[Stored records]
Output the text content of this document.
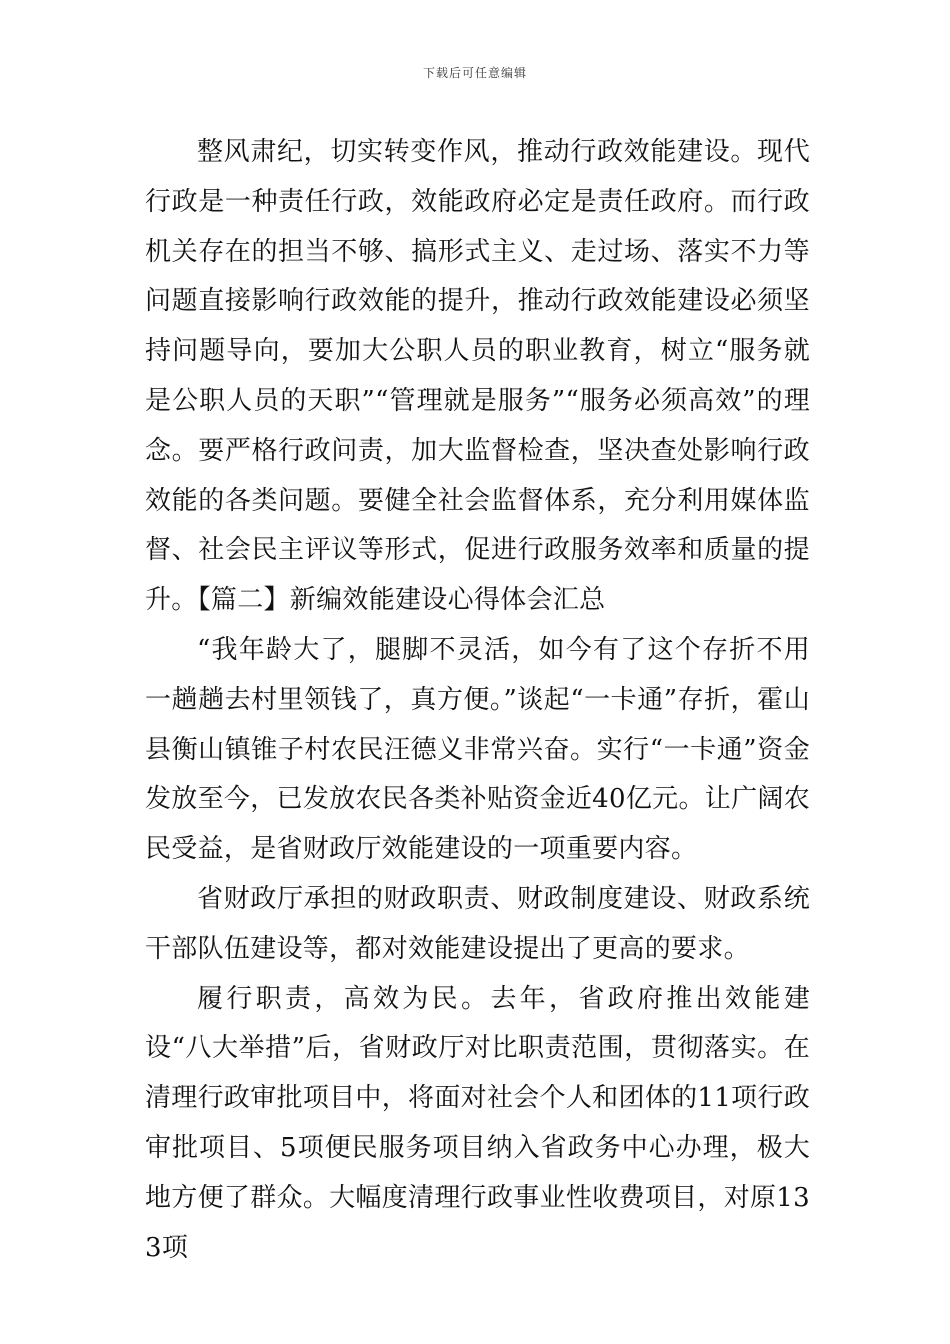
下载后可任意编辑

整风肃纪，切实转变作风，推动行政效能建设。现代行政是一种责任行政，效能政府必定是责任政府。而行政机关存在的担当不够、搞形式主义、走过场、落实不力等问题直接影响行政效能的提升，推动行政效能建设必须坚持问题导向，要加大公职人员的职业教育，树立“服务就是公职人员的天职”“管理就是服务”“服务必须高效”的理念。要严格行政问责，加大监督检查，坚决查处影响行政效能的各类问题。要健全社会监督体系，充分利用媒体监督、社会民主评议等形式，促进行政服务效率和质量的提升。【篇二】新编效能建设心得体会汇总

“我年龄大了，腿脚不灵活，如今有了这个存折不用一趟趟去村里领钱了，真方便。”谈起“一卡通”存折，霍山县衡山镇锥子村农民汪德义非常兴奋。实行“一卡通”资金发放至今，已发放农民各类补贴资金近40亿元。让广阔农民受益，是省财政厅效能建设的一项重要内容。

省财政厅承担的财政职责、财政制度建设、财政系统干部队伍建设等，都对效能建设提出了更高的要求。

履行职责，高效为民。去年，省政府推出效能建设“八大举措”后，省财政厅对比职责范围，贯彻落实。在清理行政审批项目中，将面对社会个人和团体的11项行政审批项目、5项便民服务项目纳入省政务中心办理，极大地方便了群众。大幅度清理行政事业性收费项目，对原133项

Problem description: Reproduce the records above exactly, leaving out every picture they contain.

Correct answer:
Output the text content of this document.
下载后可任意编辑

整风肃纪，切实转变作风，推动行政效能建设。现代行政是一种责任行政，效能政府必定是责任政府。而行政机关存在的担当不够、搞形式主义、走过场、落实不力等问题直接影响行政效能的提升，推动行政效能建设必须坚持问题导向，要加大公职人员的职业教育，树立“服务就是公职人员的天职”“管理就是服务”“服务必须高效”的理念。要严格行政问责，加大监督检查，坚决查处影响行政效能的各类问题。要健全社会监督体系，充分利用媒体监督、社会民主评议等形式，促进行政服务效率和质量的提升。【篇二】新编效能建设心得体会汇总

“我年龄大了，腿脚不灵活，如今有了这个存折不用一趟趟去村里领钱了，真方便。”谈起“一卡通”存折，霍山县衡山镇锥子村农民汪德义非常兴奋。实行“一卡通”资金发放至今，已发放农民各类补贴资金近40亿元。让广阔农民受益，是省财政厅效能建设的一项重要内容。

省财政厅承担的财政职责、财政制度建设、财政系统干部队伍建设等，都对效能建设提出了更高的要求。

履行职责，高效为民。去年，省政府推出效能建设“八大举措”后，省财政厅对比职责范围，贯彻落实。在清理行政审批项目中，将面对社会个人和团体的11项行政审批项目、5项便民服务项目纳入省政务中心办理，极大地方便了群众。大幅度清理行政事业性收费项目，对原133项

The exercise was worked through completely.